-- BEGIN --

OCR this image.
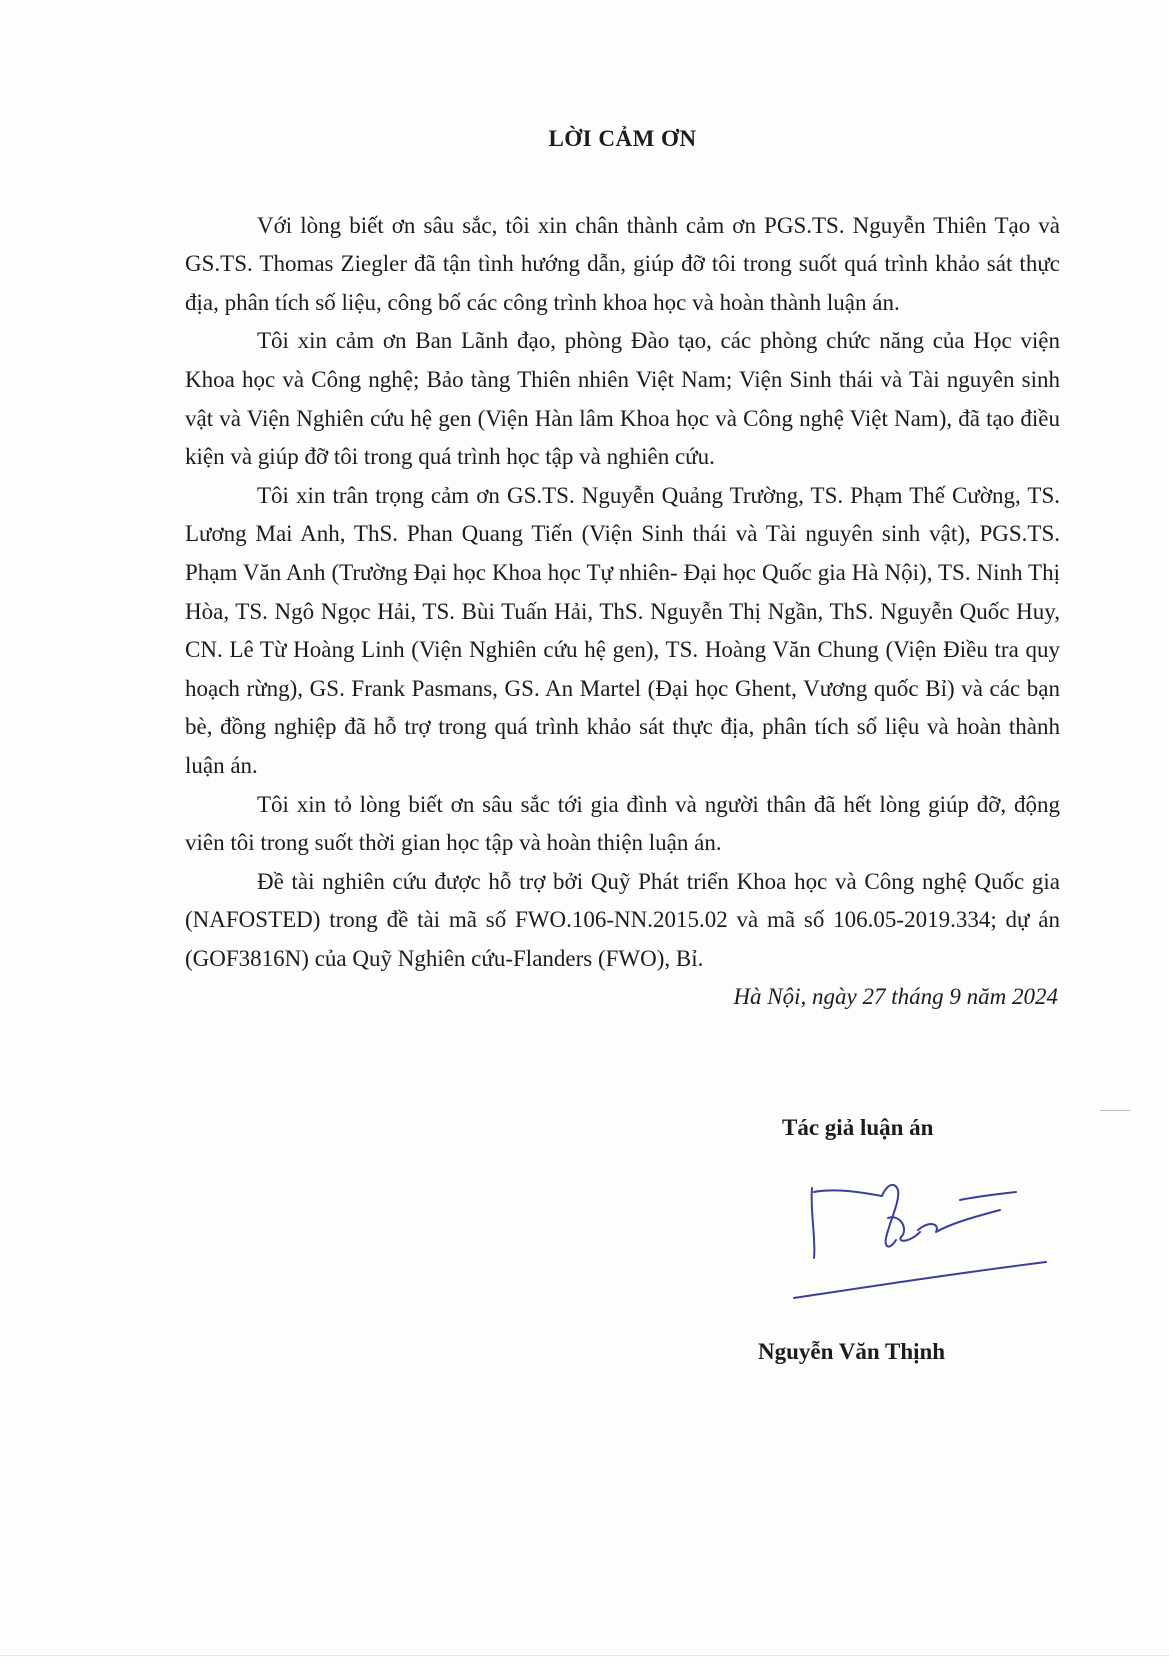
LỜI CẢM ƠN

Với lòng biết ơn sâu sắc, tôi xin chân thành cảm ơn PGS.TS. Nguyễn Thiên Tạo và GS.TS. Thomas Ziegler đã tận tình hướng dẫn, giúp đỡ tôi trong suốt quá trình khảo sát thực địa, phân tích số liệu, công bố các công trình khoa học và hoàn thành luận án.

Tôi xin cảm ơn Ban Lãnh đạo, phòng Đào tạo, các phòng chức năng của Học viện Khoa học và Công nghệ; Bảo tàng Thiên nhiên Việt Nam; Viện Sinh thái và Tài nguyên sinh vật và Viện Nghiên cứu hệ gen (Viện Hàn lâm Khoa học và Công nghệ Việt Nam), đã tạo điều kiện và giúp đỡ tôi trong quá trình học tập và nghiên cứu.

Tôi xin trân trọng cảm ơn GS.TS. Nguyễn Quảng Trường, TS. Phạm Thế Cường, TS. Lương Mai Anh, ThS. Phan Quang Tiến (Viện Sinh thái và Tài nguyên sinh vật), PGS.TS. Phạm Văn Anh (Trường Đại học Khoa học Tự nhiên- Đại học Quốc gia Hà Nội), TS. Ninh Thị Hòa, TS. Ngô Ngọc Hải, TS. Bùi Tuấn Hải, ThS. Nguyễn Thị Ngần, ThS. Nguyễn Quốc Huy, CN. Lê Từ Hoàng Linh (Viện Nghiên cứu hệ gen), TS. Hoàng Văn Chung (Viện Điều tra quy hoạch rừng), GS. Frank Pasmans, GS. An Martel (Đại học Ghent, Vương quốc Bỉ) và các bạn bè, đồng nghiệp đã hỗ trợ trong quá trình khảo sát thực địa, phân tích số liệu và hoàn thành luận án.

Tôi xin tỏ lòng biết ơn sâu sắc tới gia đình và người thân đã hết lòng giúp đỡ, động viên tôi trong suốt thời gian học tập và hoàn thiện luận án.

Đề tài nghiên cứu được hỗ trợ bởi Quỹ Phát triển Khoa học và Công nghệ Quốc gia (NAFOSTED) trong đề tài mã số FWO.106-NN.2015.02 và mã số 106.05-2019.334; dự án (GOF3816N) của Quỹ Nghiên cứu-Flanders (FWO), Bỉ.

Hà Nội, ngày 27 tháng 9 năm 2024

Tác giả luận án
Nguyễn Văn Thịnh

-- END --

WHAT IS NEEDED
Give every line back word for word and leave the pictures out.

REPLY
OCR this image.
LỜI CẢM ƠN

Với lòng biết ơn sâu sắc, tôi xin chân thành cảm ơn PGS.TS. Nguyễn Thiên Tạo và GS.TS. Thomas Ziegler đã tận tình hướng dẫn, giúp đỡ tôi trong suốt quá trình khảo sát thực địa, phân tích số liệu, công bố các công trình khoa học và hoàn thành luận án.

Tôi xin cảm ơn Ban Lãnh đạo, phòng Đào tạo, các phòng chức năng của Học viện Khoa học và Công nghệ; Bảo tàng Thiên nhiên Việt Nam; Viện Sinh thái và Tài nguyên sinh vật và Viện Nghiên cứu hệ gen (Viện Hàn lâm Khoa học và Công nghệ Việt Nam), đã tạo điều kiện và giúp đỡ tôi trong quá trình học tập và nghiên cứu.

Tôi xin trân trọng cảm ơn GS.TS. Nguyễn Quảng Trường, TS. Phạm Thế Cường, TS. Lương Mai Anh, ThS. Phan Quang Tiến (Viện Sinh thái và Tài nguyên sinh vật), PGS.TS. Phạm Văn Anh (Trường Đại học Khoa học Tự nhiên- Đại học Quốc gia Hà Nội), TS. Ninh Thị Hòa, TS. Ngô Ngọc Hải, TS. Bùi Tuấn Hải, ThS. Nguyễn Thị Ngần, ThS. Nguyễn Quốc Huy, CN. Lê Từ Hoàng Linh (Viện Nghiên cứu hệ gen), TS. Hoàng Văn Chung (Viện Điều tra quy hoạch rừng), GS. Frank Pasmans, GS. An Martel (Đại học Ghent, Vương quốc Bỉ) và các bạn bè, đồng nghiệp đã hỗ trợ trong quá trình khảo sát thực địa, phân tích số liệu và hoàn thành luận án.

Tôi xin tỏ lòng biết ơn sâu sắc tới gia đình và người thân đã hết lòng giúp đỡ, động viên tôi trong suốt thời gian học tập và hoàn thiện luận án.

Đề tài nghiên cứu được hỗ trợ bởi Quỹ Phát triển Khoa học và Công nghệ Quốc gia (NAFOSTED) trong đề tài mã số FWO.106-NN.2015.02 và mã số 106.05-2019.334; dự án (GOF3816N) của Quỹ Nghiên cứu-Flanders (FWO), Bỉ.

Hà Nội, ngày 27 tháng 9 năm 2024

Tác giả luận án
Nguyễn Văn Thịnh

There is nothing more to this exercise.